## Goal
Set down the material below word for word, excluding the pictures.

## Supplied entries
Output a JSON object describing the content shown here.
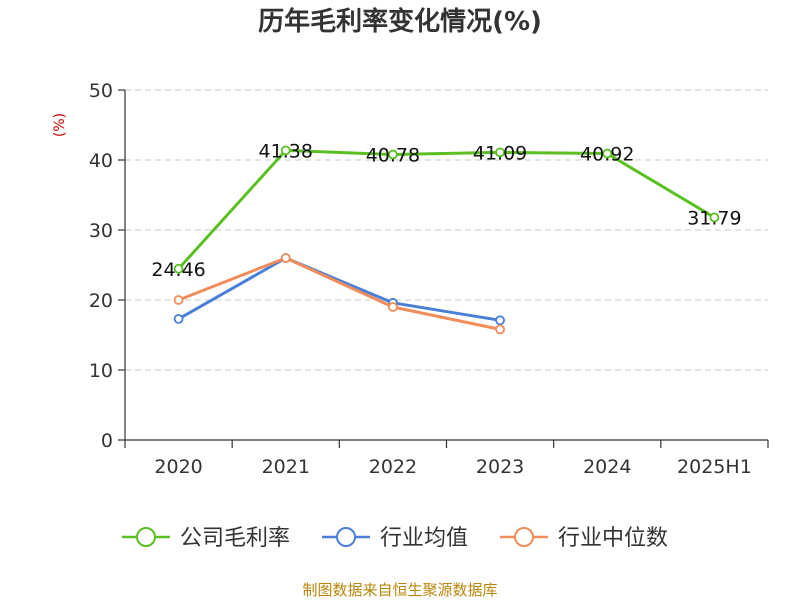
{
  "chart_data": {
    "type": "line",
    "title": "历年毛利率变化情况(%)",
    "ylabel": "(%)",
    "categories": [
      "2020",
      "2021",
      "2022",
      "2023",
      "2024",
      "2025H1"
    ],
    "yticks": [
      "0",
      "10",
      "20",
      "30",
      "40",
      "50"
    ],
    "ylim": [
      0,
      50
    ],
    "grid": "horizontal dashed",
    "legend_position": "bottom",
    "series": [
      {
        "name": "公司毛利率",
        "color": "#5bbf21",
        "values": [
          24.46,
          41.38,
          40.78,
          41.09,
          40.92,
          31.79
        ],
        "labels": [
          "24.46",
          "41.38",
          "40.78",
          "41.09",
          "40.92",
          "31.79"
        ]
      },
      {
        "name": "行业均值",
        "color": "#4a7fd8",
        "values": [
          17.3,
          26.0,
          19.6,
          17.1,
          null,
          null
        ]
      },
      {
        "name": "行业中位数",
        "color": "#f08c5a",
        "values": [
          20.0,
          26.0,
          19.0,
          15.8,
          null,
          null
        ]
      }
    ]
  },
  "footer": {
    "source": "制图数据来自恒生聚源数据库"
  }
}
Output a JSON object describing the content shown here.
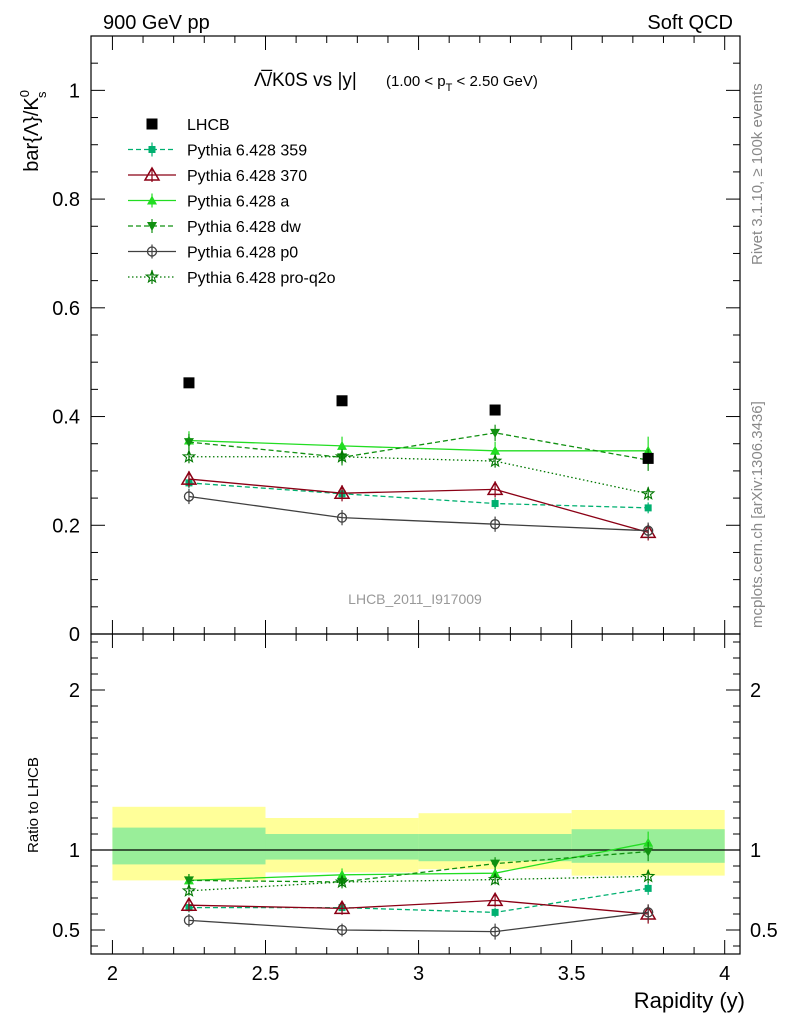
{
  "header": {
    "left_label": "900 GeV pp",
    "right_label": "Soft QCD"
  },
  "side_labels": {
    "rivet": "Rivet 3.1.10, ≥ 100k events",
    "mcplots": "mcplots.cern.ch [arXiv:1306.3436]"
  },
  "analysis_id": "LHCB_2011_I917009",
  "colors": {
    "lhcb": "#000000",
    "p359": "#00b070",
    "p370": "#8b0015",
    "pa": "#22dd22",
    "pdw": "#109010",
    "pp0": "#404040",
    "pq2o": "#007700",
    "band_yellow": "#ffff99",
    "band_green": "#99ee99"
  },
  "chart_data": [
    {
      "type": "scatter",
      "title": "Λ̅/K0S vs |y|",
      "title_cut": "(1.00 < p",
      "title_cut_sub": "T",
      "title_cut_end": " < 2.50 GeV)",
      "ylabel": "bar{Λ}/K",
      "ylabel_sup": "0",
      "ylabel_sub": "s",
      "xlim": [
        1.93,
        4.05
      ],
      "ylim": [
        0.0,
        1.1
      ],
      "yticks": [
        0,
        0.2,
        0.4,
        0.6,
        0.8,
        1
      ],
      "ytick_labels": [
        "0",
        "0.2",
        "0.4",
        "0.6",
        "0.8",
        "1"
      ],
      "x": [
        2.25,
        2.75,
        3.25,
        3.75
      ],
      "series": [
        {
          "key": "lhcb",
          "name": "LHCB",
          "values": [
            0.462,
            0.429,
            0.412,
            0.323
          ],
          "errors": [
            0,
            0,
            0,
            0
          ],
          "marker": "square",
          "line": "none"
        },
        {
          "key": "p359",
          "name": "Pythia 6.428 359",
          "values": [
            0.278,
            0.258,
            0.24,
            0.232
          ],
          "errors": [
            0.01,
            0.01,
            0.01,
            0.01
          ],
          "marker": "smallsquare",
          "line": "dashed"
        },
        {
          "key": "p370",
          "name": "Pythia 6.428 370",
          "values": [
            0.285,
            0.259,
            0.266,
            0.187
          ],
          "errors": [
            0.015,
            0.015,
            0.015,
            0.015
          ],
          "marker": "opentriangle",
          "line": "solid"
        },
        {
          "key": "pa",
          "name": "Pythia 6.428 a",
          "values": [
            0.356,
            0.346,
            0.337,
            0.337
          ],
          "errors": [
            0.017,
            0.017,
            0.017,
            0.026
          ],
          "marker": "triangle",
          "line": "solid"
        },
        {
          "key": "pdw",
          "name": "Pythia 6.428 dw",
          "values": [
            0.353,
            0.325,
            0.37,
            0.32
          ],
          "errors": [
            0.015,
            0.015,
            0.015,
            0.02
          ],
          "marker": "triangledown",
          "line": "dashed"
        },
        {
          "key": "pp0",
          "name": "Pythia 6.428 p0",
          "values": [
            0.253,
            0.214,
            0.202,
            0.19
          ],
          "errors": [
            0.014,
            0.014,
            0.014,
            0.015
          ],
          "marker": "opencircle",
          "line": "solid"
        },
        {
          "key": "pq2o",
          "name": "Pythia 6.428 pro-q2o",
          "values": [
            0.326,
            0.326,
            0.318,
            0.258
          ],
          "errors": [
            0.012,
            0.012,
            0.012,
            0.012
          ],
          "marker": "star",
          "line": "dotted"
        }
      ]
    },
    {
      "type": "scatter",
      "ylabel": "Ratio to LHCB",
      "xlabel": "Rapidity (y)",
      "xlim": [
        1.93,
        4.05
      ],
      "ylim": [
        0.35,
        2.35
      ],
      "yticks": [
        0.5,
        1,
        2
      ],
      "ytick_labels": [
        "0.5",
        "1",
        "2"
      ],
      "xticks": [
        2,
        2.5,
        3,
        3.5,
        4
      ],
      "xtick_labels": [
        "2",
        "2.5",
        "3",
        "3.5",
        "4"
      ],
      "bands": [
        {
          "x0": 2.0,
          "x1": 2.5,
          "yellow": [
            0.81,
            1.27
          ],
          "green": [
            0.91,
            1.14
          ]
        },
        {
          "x0": 2.5,
          "x1": 3.0,
          "yellow": [
            0.86,
            1.2
          ],
          "green": [
            0.94,
            1.1
          ]
        },
        {
          "x0": 3.0,
          "x1": 3.5,
          "yellow": [
            0.88,
            1.23
          ],
          "green": [
            0.93,
            1.1
          ]
        },
        {
          "x0": 3.5,
          "x1": 4.0,
          "yellow": [
            0.84,
            1.25
          ],
          "green": [
            0.92,
            1.13
          ]
        }
      ],
      "x": [
        2.25,
        2.75,
        3.25,
        3.75
      ],
      "series": [
        {
          "key": "p359",
          "values": [
            0.64,
            0.64,
            0.61,
            0.76
          ],
          "errors": [
            0.03,
            0.03,
            0.03,
            0.04
          ]
        },
        {
          "key": "p370",
          "values": [
            0.655,
            0.635,
            0.685,
            0.6
          ],
          "errors": [
            0.04,
            0.04,
            0.04,
            0.06
          ]
        },
        {
          "key": "pa",
          "values": [
            0.81,
            0.845,
            0.855,
            1.045
          ],
          "errors": [
            0.04,
            0.04,
            0.04,
            0.07
          ]
        },
        {
          "key": "pdw",
          "values": [
            0.81,
            0.8,
            0.915,
            0.99
          ],
          "errors": [
            0.04,
            0.04,
            0.04,
            0.06
          ]
        },
        {
          "key": "pp0",
          "values": [
            0.56,
            0.5,
            0.49,
            0.61
          ],
          "errors": [
            0.04,
            0.04,
            0.05,
            0.05
          ]
        },
        {
          "key": "pq2o",
          "values": [
            0.745,
            0.8,
            0.815,
            0.835
          ],
          "errors": [
            0.03,
            0.03,
            0.03,
            0.04
          ]
        }
      ]
    }
  ]
}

## Answer to this exercise
Output a JSON object describing the content shown here.
{
  "chart_data": {
    "type": "line",
    "title": "历年毛利率变化情况(%)",
    "ylabel": "(%)",
    "categories": [
      "2020",
      "2021",
      "2022",
      "2023",
      "2024",
      "2025H1"
    ],
    "yticks": [
      "0",
      "10",
      "20",
      "30",
      "40",
      "50"
    ],
    "ylim": [
      0,
      50
    ],
    "grid": "horizontal dashed",
    "legend_position": "bottom",
    "series": [
      {
        "name": "公司毛利率",
        "color": "#5bbf21",
        "values": [
          24.46,
          41.38,
          40.78,
          41.09,
          40.92,
          31.79
        ],
        "labels": [
          "24.46",
          "41.38",
          "40.78",
          "41.09",
          "40.92",
          "31.79"
        ]
      },
      {
        "name": "行业均值",
        "color": "#4a7fd8",
        "values": [
          17.3,
          26.0,
          19.6,
          17.1,
          null,
          null
        ]
      },
      {
        "name": "行业中位数",
        "color": "#f08c5a",
        "values": [
          20.0,
          26.0,
          19.0,
          15.8,
          null,
          null
        ]
      }
    ]
  },
  "footer": {
    "source": "制图数据来自恒生聚源数据库"
  }
}
Output a JSON object describing the content shown here.
{
  "header": {
    "left_label": "900 GeV pp",
    "right_label": "Soft QCD"
  },
  "side_labels": {
    "rivet": "Rivet 3.1.10, ≥ 100k events",
    "mcplots": "mcplots.cern.ch [arXiv:1306.3436]"
  },
  "analysis_id": "LHCB_2011_I917009",
  "colors": {
    "lhcb": "#000000",
    "p359": "#00b070",
    "p370": "#8b0015",
    "pa": "#22dd22",
    "pdw": "#109010",
    "pp0": "#404040",
    "pq2o": "#007700",
    "band_yellow": "#ffff99",
    "band_green": "#99ee99"
  },
  "chart_data": [
    {
      "type": "scatter",
      "title": "Λ̅/K0S vs |y|",
      "title_cut": "(1.00 < p",
      "title_cut_sub": "T",
      "title_cut_end": " < 2.50 GeV)",
      "ylabel": "bar{Λ}/K",
      "ylabel_sup": "0",
      "ylabel_sub": "s",
      "xlim": [
        1.93,
        4.05
      ],
      "ylim": [
        0.0,
        1.1
      ],
      "yticks": [
        0,
        0.2,
        0.4,
        0.6,
        0.8,
        1
      ],
      "ytick_labels": [
        "0",
        "0.2",
        "0.4",
        "0.6",
        "0.8",
        "1"
      ],
      "x": [
        2.25,
        2.75,
        3.25,
        3.75
      ],
      "series": [
        {
          "key": "lhcb",
          "name": "LHCB",
          "values": [
            0.462,
            0.429,
            0.412,
            0.323
          ],
          "errors": [
            0,
            0,
            0,
            0
          ],
          "marker": "square",
          "line": "none"
        },
        {
          "key": "p359",
          "name": "Pythia 6.428 359",
          "values": [
            0.278,
            0.258,
            0.24,
            0.232
          ],
          "errors": [
            0.01,
            0.01,
            0.01,
            0.01
          ],
          "marker": "smallsquare",
          "line": "dashed"
        },
        {
          "key": "p370",
          "name": "Pythia 6.428 370",
          "values": [
            0.285,
            0.259,
            0.266,
            0.187
          ],
          "errors": [
            0.015,
            0.015,
            0.015,
            0.015
          ],
          "marker": "opentriangle",
          "line": "solid"
        },
        {
          "key": "pa",
          "name": "Pythia 6.428 a",
          "values": [
            0.356,
            0.346,
            0.337,
            0.337
          ],
          "errors": [
            0.017,
            0.017,
            0.017,
            0.026
          ],
          "marker": "triangle",
          "line": "solid"
        },
        {
          "key": "pdw",
          "name": "Pythia 6.428 dw",
          "values": [
            0.353,
            0.325,
            0.37,
            0.32
          ],
          "errors": [
            0.015,
            0.015,
            0.015,
            0.02
          ],
          "marker": "triangledown",
          "line": "dashed"
        },
        {
          "key": "pp0",
          "name": "Pythia 6.428 p0",
          "values": [
            0.253,
            0.214,
            0.202,
            0.19
          ],
          "errors": [
            0.014,
            0.014,
            0.014,
            0.015
          ],
          "marker": "opencircle",
          "line": "solid"
        },
        {
          "key": "pq2o",
          "name": "Pythia 6.428 pro-q2o",
          "values": [
            0.326,
            0.326,
            0.318,
            0.258
          ],
          "errors": [
            0.012,
            0.012,
            0.012,
            0.012
          ],
          "marker": "star",
          "line": "dotted"
        }
      ]
    },
    {
      "type": "scatter",
      "ylabel": "Ratio to LHCB",
      "xlabel": "Rapidity (y)",
      "xlim": [
        1.93,
        4.05
      ],
      "ylim": [
        0.35,
        2.35
      ],
      "yticks": [
        0.5,
        1,
        2
      ],
      "ytick_labels": [
        "0.5",
        "1",
        "2"
      ],
      "xticks": [
        2,
        2.5,
        3,
        3.5,
        4
      ],
      "xtick_labels": [
        "2",
        "2.5",
        "3",
        "3.5",
        "4"
      ],
      "bands": [
        {
          "x0": 2.0,
          "x1": 2.5,
          "yellow": [
            0.81,
            1.27
          ],
          "green": [
            0.91,
            1.14
          ]
        },
        {
          "x0": 2.5,
          "x1": 3.0,
          "yellow": [
            0.86,
            1.2
          ],
          "green": [
            0.94,
            1.1
          ]
        },
        {
          "x0": 3.0,
          "x1": 3.5,
          "yellow": [
            0.88,
            1.23
          ],
          "green": [
            0.93,
            1.1
          ]
        },
        {
          "x0": 3.5,
          "x1": 4.0,
          "yellow": [
            0.84,
            1.25
          ],
          "green": [
            0.92,
            1.13
          ]
        }
      ],
      "x": [
        2.25,
        2.75,
        3.25,
        3.75
      ],
      "series": [
        {
          "key": "p359",
          "values": [
            0.64,
            0.64,
            0.61,
            0.76
          ],
          "errors": [
            0.03,
            0.03,
            0.03,
            0.04
          ]
        },
        {
          "key": "p370",
          "values": [
            0.655,
            0.635,
            0.685,
            0.6
          ],
          "errors": [
            0.04,
            0.04,
            0.04,
            0.06
          ]
        },
        {
          "key": "pa",
          "values": [
            0.81,
            0.845,
            0.855,
            1.045
          ],
          "errors": [
            0.04,
            0.04,
            0.04,
            0.07
          ]
        },
        {
          "key": "pdw",
          "values": [
            0.81,
            0.8,
            0.915,
            0.99
          ],
          "errors": [
            0.04,
            0.04,
            0.04,
            0.06
          ]
        },
        {
          "key": "pp0",
          "values": [
            0.56,
            0.5,
            0.49,
            0.61
          ],
          "errors": [
            0.04,
            0.04,
            0.05,
            0.05
          ]
        },
        {
          "key": "pq2o",
          "values": [
            0.745,
            0.8,
            0.815,
            0.835
          ],
          "errors": [
            0.03,
            0.03,
            0.03,
            0.04
          ]
        }
      ]
    }
  ]
}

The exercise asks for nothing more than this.